** start PASSAGE GIVEN **
I download music, programmes, programs, films etc all the time.


----------



## Storm Earth and Fire (Dec 29, 2008)

I pirate games a lot, pretty much only PC games nowadays, though. I'm cutting down though.

I pirate music whenever I want more music.

I pirate software I need because a lot of it I can't imagine paying for.

I torrent anime a lot. Used to grab licenced ones, but I hardly do now, almost all unlicenced.

I have pirated one movie in my life. Casablanca. Well worth it, it's not particularly easy to find anyway.


----------



## Evolutionary (Dec 29, 2008)

I don't at all.


----------



## Lucas₇₅₅ (Dec 29, 2008)

A ROM and emulator, but that's it. I get movies and music by paying.
Wait, isn't it not illeagal to download a ROM if you have the game? And are emulators even illegal themselves?


----------



## #1 bro (Dec 29, 2008)

Lucas755 said:


> Wait, isn't it not illeagal to download a ROM if you have the game?
** end PASSAGE GIVEN **
** start DATA RECORDS **
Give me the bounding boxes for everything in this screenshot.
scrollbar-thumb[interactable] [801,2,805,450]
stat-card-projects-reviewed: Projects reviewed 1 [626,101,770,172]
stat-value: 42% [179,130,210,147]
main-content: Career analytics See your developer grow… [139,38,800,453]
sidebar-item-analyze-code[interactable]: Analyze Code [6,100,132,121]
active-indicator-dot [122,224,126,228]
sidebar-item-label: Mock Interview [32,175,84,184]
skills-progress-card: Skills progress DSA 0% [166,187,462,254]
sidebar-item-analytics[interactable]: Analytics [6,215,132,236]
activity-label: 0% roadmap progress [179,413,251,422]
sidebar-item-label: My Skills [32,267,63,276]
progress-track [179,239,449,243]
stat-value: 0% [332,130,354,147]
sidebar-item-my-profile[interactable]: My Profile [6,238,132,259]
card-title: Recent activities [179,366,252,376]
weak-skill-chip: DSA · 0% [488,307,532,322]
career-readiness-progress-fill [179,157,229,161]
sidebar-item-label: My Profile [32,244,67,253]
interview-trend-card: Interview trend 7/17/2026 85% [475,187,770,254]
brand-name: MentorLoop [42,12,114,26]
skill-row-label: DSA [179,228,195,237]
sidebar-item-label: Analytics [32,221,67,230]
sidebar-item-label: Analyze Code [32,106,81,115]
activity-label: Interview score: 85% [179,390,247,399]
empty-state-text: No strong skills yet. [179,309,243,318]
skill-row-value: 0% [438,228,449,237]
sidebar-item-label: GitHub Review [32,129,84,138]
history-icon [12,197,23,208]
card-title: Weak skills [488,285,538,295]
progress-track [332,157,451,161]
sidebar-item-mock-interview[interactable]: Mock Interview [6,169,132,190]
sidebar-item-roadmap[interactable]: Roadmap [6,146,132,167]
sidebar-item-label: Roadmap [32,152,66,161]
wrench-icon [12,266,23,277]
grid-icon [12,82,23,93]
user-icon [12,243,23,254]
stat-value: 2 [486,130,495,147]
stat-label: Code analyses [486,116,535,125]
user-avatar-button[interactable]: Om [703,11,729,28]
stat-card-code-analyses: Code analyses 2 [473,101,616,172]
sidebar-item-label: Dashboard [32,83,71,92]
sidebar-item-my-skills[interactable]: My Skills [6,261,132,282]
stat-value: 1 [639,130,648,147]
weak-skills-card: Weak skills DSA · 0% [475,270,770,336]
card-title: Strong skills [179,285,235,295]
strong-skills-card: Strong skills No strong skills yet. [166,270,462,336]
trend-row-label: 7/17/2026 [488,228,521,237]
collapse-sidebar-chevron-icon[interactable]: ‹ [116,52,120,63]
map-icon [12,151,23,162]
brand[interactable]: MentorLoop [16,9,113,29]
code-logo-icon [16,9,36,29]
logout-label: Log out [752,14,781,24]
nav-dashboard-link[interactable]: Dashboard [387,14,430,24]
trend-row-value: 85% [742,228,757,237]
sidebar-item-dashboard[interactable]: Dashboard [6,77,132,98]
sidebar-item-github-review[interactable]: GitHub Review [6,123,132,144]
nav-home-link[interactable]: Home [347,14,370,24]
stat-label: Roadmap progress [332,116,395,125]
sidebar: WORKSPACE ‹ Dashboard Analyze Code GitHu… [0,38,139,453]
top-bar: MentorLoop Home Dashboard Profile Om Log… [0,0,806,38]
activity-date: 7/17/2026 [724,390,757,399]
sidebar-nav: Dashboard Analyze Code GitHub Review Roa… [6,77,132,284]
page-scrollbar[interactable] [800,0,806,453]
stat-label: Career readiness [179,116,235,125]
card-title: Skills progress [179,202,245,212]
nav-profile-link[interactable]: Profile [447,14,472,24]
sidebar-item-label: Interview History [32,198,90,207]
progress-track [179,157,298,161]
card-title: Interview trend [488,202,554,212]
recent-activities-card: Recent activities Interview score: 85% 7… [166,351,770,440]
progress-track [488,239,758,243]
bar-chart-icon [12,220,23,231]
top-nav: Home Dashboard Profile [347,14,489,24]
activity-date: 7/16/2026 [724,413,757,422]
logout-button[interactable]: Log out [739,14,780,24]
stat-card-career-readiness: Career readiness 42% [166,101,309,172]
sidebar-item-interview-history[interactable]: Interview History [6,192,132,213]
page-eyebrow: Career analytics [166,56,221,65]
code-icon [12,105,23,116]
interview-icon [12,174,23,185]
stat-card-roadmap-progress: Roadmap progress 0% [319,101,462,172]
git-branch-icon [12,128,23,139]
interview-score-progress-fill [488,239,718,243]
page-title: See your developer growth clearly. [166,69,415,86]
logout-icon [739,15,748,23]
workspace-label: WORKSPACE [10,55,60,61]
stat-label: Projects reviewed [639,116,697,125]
** end DATA RECORDS **
*STATED TASK*.
From the forum thread on piracy, write out everything from "A ROM and emulator, but" down to "even illegal themselves?", word for word.

*SOLUTION*.
A ROM and emulator, but that's it. I get movies and music by paying.
Wait, isn't it not illeagal to download a ROM if you have the game? And are emulators even illegal themselves?